• _YOUR INSTRUCTIONS_:
All of the listing below must be repeated word for word. Pictures are the only thing to omit.

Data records
+ + + + +

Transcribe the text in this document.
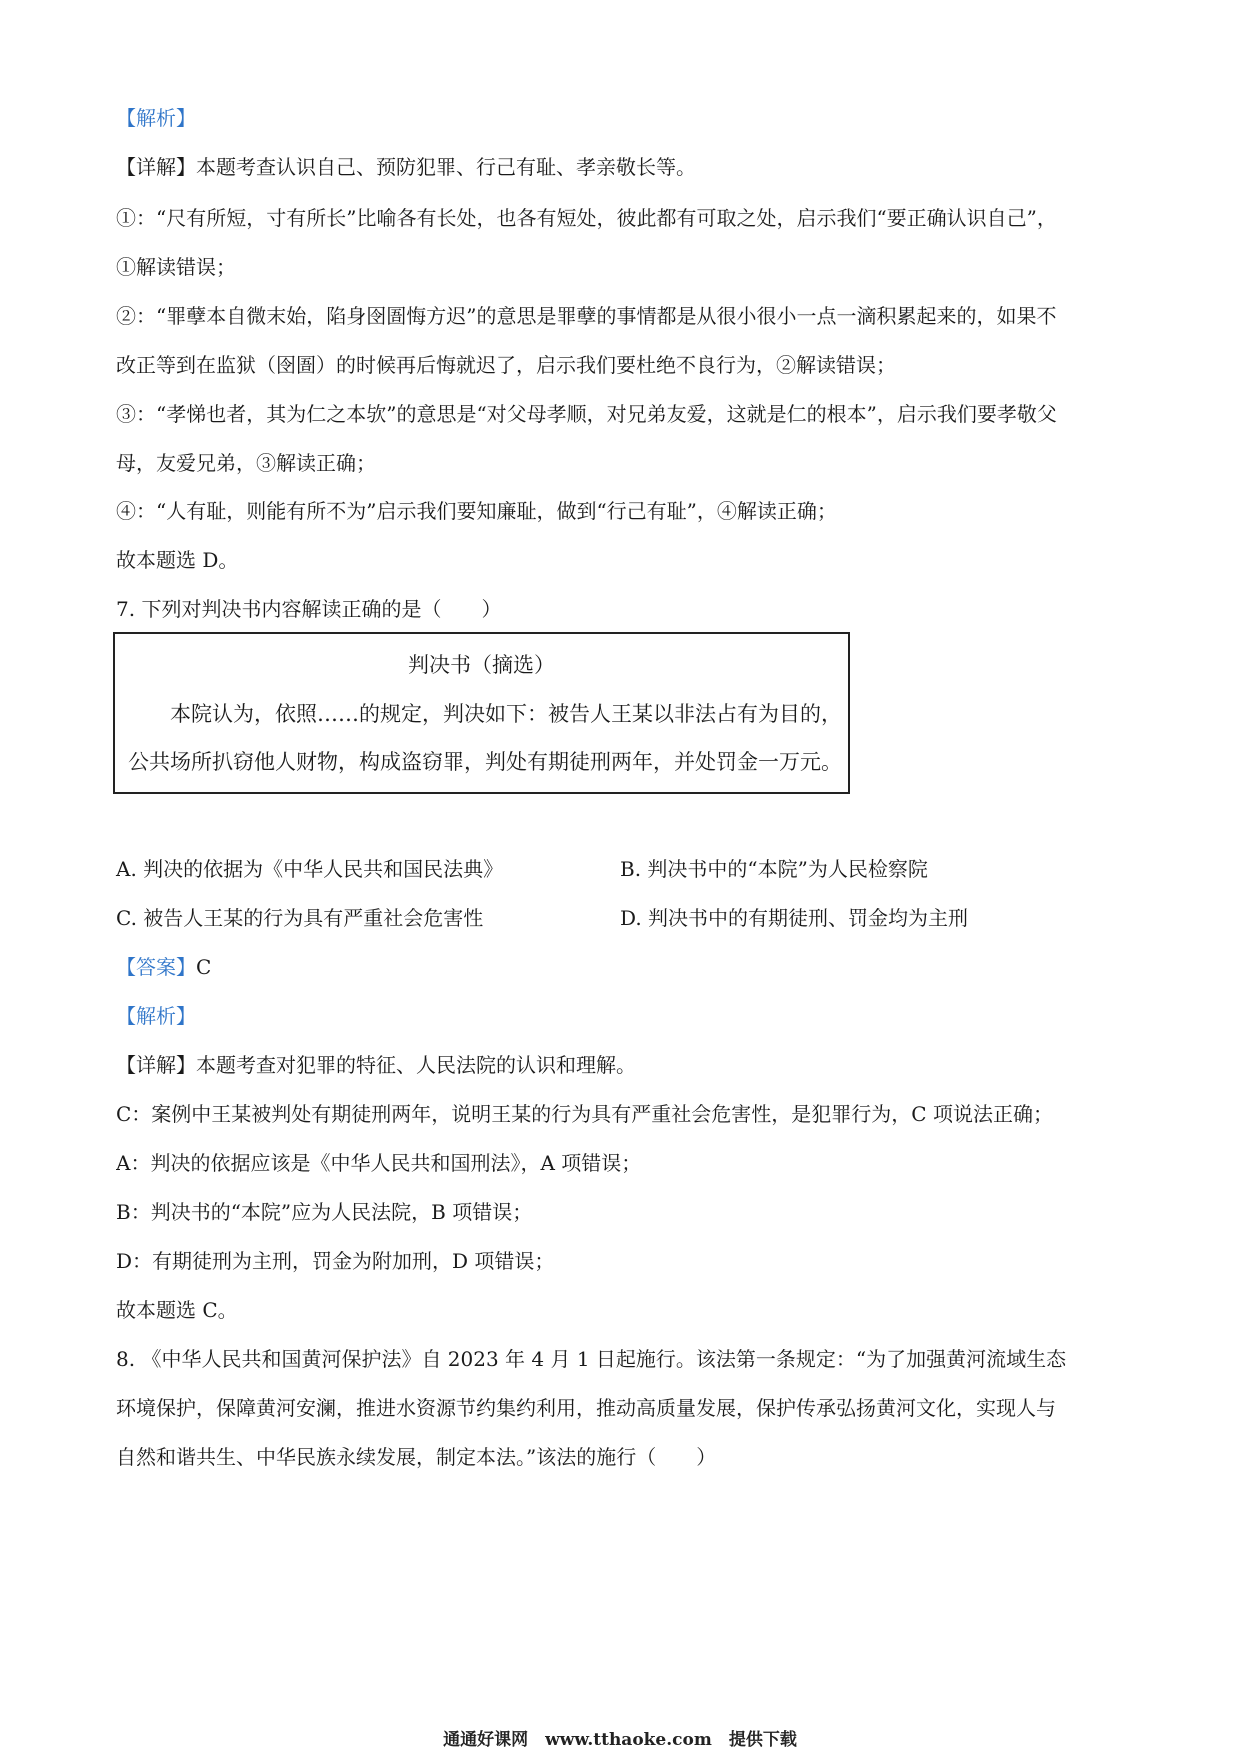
【解析】
【详解】本题考查认识自己、预防犯罪、行己有耻、孝亲敬长等。
①：“尺有所短，寸有所长”比喻各有长处，也各有短处，彼此都有可取之处，启示我们“要正确认识自己”，
①解读错误；
②：“罪孽本自微末始，陷身囹圄悔方迟”的意思是罪孽的事情都是从很小很小一点一滴积累起来的，如果不
改正等到在监狱（囹圄）的时候再后悔就迟了，启示我们要杜绝不良行为，②解读错误；
③：“孝悌也者，其为仁之本欤”的意思是“对父母孝顺，对兄弟友爱，这就是仁的根本”，启示我们要孝敬父
母，友爱兄弟，③解读正确；
④：“人有耻，则能有所不为”启示我们要知廉耻，做到“行己有耻”，④解读正确；
故本题选 D。
7. 下列对判决书内容解读正确的是（　　）
判决书（摘选）
本院认为，依照……的规定，判决如下：被告人王某以非法占有为目的，
公共场所扒窃他人财物，构成盗窃罪，判处有期徒刑两年，并处罚金一万元。
A. 判决的依据为《中华人民共和国民法典》	B. 判决书中的“本院”为人民检察院
C. 被告人王某的行为具有严重社会危害性	D. 判决书中的有期徒刑、罚金均为主刑
【答案】C
【解析】
【详解】本题考查对犯罪的特征、人民法院的认识和理解。
C：案例中王某被判处有期徒刑两年，说明王某的行为具有严重社会危害性，是犯罪行为，C 项说法正确；
A：判决的依据应该是《中华人民共和国刑法》，A 项错误；
B：判决书的“本院”应为人民法院，B 项错误；
D：有期徒刑为主刑，罚金为附加刑，D 项错误；
故本题选 C。
8. 《中华人民共和国黄河保护法》自 2023 年 4 月 1 日起施行。该法第一条规定：“为了加强黄河流域生态
环境保护，保障黄河安澜，推进水资源节约集约利用，推动高质量发展，保护传承弘扬黄河文化，实现人与
自然和谐共生、中华民族永续发展，制定本法。”该法的施行（　　）
通通好课网　www.tthaoke.com　提供下载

+ + + + +

• _RESPONSE_:
Transcribe the text in this document.
【解析】
【详解】本题考查认识自己、预防犯罪、行己有耻、孝亲敬长等。
①：“尺有所短，寸有所长”比喻各有长处，也各有短处，彼此都有可取之处，启示我们“要正确认识自己”，
①解读错误；
②：“罪孽本自微末始，陷身囹圄悔方迟”的意思是罪孽的事情都是从很小很小一点一滴积累起来的，如果不
改正等到在监狱（囹圄）的时候再后悔就迟了，启示我们要杜绝不良行为，②解读错误；
③：“孝悌也者，其为仁之本欤”的意思是“对父母孝顺，对兄弟友爱，这就是仁的根本”，启示我们要孝敬父
母，友爱兄弟，③解读正确；
④：“人有耻，则能有所不为”启示我们要知廉耻，做到“行己有耻”，④解读正确；
故本题选 D。
7. 下列对判决书内容解读正确的是（　　）
判决书（摘选）
本院认为，依照……的规定，判决如下：被告人王某以非法占有为目的，
公共场所扒窃他人财物，构成盗窃罪，判处有期徒刑两年，并处罚金一万元。
A. 判决的依据为《中华人民共和国民法典》	B. 判决书中的“本院”为人民检察院
C. 被告人王某的行为具有严重社会危害性	D. 判决书中的有期徒刑、罚金均为主刑
【答案】C
【解析】
【详解】本题考查对犯罪的特征、人民法院的认识和理解。
C：案例中王某被判处有期徒刑两年，说明王某的行为具有严重社会危害性，是犯罪行为，C 项说法正确；
A：判决的依据应该是《中华人民共和国刑法》，A 项错误；
B：判决书的“本院”应为人民法院，B 项错误；
D：有期徒刑为主刑，罚金为附加刑，D 项错误；
故本题选 C。
8. 《中华人民共和国黄河保护法》自 2023 年 4 月 1 日起施行。该法第一条规定：“为了加强黄河流域生态
环境保护，保障黄河安澜，推进水资源节约集约利用，推动高质量发展，保护传承弘扬黄河文化，实现人与
自然和谐共生、中华民族永续发展，制定本法。”该法的施行（　　）
通通好课网　www.tthaoke.com　提供下载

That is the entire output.